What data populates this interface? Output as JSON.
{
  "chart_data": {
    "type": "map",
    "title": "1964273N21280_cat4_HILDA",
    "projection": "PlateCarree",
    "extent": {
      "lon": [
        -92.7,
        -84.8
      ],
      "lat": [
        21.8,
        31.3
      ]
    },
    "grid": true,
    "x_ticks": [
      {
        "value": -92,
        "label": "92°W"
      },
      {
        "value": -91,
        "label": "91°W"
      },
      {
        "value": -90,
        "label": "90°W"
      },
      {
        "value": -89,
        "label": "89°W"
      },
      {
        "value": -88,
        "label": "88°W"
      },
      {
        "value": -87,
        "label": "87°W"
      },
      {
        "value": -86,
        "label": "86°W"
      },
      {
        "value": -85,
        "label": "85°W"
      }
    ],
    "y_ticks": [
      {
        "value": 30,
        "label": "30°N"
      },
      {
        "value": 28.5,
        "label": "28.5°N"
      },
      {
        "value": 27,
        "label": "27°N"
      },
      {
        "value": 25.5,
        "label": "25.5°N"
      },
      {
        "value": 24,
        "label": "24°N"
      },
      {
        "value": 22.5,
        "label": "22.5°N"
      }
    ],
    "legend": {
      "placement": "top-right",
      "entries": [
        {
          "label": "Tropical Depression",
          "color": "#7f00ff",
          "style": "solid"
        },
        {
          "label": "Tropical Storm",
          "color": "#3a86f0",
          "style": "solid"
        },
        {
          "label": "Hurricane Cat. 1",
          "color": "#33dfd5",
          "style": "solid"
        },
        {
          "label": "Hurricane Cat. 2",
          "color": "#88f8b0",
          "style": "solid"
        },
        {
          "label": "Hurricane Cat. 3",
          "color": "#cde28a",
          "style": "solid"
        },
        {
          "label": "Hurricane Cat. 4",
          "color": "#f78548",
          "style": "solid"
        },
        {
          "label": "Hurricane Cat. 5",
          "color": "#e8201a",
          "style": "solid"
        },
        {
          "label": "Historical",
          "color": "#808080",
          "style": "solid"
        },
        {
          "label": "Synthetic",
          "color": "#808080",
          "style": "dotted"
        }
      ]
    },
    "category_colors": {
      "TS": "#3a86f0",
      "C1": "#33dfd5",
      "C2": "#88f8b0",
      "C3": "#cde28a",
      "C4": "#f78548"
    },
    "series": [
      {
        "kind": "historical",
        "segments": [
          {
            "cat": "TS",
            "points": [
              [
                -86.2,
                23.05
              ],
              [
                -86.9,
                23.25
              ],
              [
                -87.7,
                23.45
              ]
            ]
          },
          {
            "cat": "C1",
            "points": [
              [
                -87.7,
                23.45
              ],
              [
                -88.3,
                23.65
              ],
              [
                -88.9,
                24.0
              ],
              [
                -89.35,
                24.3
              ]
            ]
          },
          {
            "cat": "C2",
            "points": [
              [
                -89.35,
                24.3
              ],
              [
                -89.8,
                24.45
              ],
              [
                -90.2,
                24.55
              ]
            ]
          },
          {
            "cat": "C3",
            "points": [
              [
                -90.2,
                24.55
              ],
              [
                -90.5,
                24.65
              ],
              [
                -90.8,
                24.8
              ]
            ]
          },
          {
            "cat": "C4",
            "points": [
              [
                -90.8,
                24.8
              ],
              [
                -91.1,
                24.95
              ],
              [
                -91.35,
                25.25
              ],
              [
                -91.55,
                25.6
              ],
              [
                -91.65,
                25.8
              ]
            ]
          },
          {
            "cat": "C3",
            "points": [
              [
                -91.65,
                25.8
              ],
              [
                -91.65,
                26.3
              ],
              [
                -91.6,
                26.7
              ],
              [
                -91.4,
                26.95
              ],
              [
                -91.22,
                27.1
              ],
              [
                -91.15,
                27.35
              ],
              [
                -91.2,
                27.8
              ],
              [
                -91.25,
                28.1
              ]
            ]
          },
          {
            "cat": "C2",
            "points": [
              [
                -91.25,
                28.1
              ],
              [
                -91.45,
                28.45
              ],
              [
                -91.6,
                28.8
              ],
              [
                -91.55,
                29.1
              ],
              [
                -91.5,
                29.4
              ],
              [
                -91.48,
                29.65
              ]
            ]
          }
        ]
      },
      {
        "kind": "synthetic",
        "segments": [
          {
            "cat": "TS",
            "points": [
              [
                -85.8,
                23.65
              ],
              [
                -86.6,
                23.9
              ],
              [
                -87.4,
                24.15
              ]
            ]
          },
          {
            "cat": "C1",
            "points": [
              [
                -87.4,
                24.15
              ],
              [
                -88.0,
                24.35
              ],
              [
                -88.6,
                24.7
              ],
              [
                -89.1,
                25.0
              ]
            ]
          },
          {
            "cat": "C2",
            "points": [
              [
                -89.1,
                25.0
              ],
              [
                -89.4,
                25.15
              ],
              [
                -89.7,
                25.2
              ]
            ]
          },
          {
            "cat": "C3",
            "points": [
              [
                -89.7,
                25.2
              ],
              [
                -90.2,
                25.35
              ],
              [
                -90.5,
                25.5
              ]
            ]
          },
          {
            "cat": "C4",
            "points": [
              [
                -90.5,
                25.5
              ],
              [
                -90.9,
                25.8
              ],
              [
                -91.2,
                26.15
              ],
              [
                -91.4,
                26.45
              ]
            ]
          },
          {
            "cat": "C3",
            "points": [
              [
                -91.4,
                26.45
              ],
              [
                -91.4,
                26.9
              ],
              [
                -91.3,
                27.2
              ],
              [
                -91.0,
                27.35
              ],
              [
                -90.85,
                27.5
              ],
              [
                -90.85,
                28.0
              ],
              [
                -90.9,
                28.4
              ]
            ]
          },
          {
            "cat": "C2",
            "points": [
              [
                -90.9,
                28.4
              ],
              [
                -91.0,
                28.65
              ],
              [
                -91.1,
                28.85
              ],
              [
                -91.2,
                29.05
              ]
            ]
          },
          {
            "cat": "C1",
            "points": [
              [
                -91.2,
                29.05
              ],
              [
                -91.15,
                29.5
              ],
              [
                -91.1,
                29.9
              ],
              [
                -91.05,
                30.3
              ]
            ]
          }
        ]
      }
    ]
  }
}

******

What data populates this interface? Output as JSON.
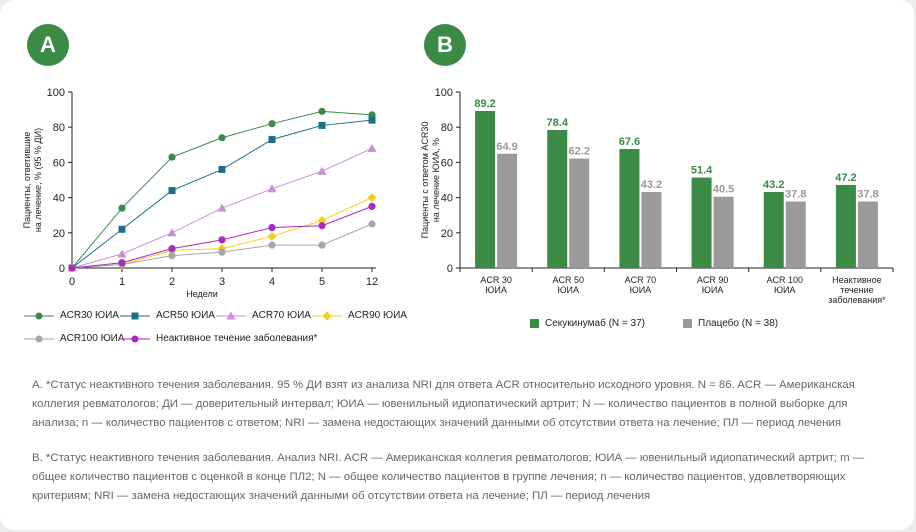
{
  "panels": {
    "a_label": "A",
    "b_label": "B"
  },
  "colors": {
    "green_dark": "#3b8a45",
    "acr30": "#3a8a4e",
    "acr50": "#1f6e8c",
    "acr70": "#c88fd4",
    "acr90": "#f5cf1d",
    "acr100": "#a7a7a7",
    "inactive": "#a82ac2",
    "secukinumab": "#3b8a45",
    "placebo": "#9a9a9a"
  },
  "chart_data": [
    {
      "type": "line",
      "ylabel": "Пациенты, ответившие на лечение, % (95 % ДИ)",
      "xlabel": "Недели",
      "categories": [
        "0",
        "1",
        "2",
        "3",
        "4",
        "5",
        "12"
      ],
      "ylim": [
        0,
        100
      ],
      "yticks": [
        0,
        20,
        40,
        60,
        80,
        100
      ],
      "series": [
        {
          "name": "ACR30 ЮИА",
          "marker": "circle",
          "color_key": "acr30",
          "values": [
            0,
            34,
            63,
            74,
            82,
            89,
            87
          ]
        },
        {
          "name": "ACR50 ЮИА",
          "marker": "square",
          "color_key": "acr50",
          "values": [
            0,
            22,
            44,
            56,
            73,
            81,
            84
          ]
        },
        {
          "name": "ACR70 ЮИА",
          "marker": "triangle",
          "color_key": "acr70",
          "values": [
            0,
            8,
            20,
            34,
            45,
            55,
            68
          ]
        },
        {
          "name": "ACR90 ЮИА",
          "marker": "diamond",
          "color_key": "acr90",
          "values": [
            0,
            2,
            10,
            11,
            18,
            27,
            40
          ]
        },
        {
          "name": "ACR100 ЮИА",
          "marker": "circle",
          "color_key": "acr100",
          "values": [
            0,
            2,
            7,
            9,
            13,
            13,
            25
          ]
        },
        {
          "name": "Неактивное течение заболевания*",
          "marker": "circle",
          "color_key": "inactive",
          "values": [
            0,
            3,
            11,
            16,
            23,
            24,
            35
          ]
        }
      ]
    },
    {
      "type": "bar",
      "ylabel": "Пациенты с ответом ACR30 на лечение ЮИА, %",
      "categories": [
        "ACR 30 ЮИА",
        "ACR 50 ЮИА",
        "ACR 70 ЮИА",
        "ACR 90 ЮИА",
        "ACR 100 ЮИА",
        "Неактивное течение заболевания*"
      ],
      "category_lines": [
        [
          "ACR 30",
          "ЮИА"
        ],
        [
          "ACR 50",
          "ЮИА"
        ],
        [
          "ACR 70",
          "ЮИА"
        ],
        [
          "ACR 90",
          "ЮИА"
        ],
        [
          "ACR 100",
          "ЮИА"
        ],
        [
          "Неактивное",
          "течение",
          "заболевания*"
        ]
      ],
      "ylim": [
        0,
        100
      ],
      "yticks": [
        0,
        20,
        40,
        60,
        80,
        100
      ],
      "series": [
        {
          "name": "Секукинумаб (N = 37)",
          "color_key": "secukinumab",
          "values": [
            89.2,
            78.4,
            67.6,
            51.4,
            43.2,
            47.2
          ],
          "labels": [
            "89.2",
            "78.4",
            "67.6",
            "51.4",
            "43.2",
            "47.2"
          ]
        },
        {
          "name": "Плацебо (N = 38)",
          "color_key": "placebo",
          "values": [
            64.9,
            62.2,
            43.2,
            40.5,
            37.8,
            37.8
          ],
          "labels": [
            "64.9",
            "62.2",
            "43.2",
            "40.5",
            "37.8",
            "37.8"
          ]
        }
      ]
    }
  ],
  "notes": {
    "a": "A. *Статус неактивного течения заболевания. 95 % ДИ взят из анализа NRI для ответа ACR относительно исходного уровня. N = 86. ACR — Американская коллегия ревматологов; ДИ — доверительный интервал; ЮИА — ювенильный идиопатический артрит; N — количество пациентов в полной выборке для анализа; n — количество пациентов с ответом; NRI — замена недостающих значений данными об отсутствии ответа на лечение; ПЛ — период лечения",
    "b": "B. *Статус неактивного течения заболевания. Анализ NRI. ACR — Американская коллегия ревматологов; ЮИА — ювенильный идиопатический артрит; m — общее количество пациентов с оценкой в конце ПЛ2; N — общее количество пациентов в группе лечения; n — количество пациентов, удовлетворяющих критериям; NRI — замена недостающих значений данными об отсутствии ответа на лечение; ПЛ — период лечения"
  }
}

******

Exercise description: Tally up the lines with the word "значений" in them, and answer with that number by itself.

Problem solution: 2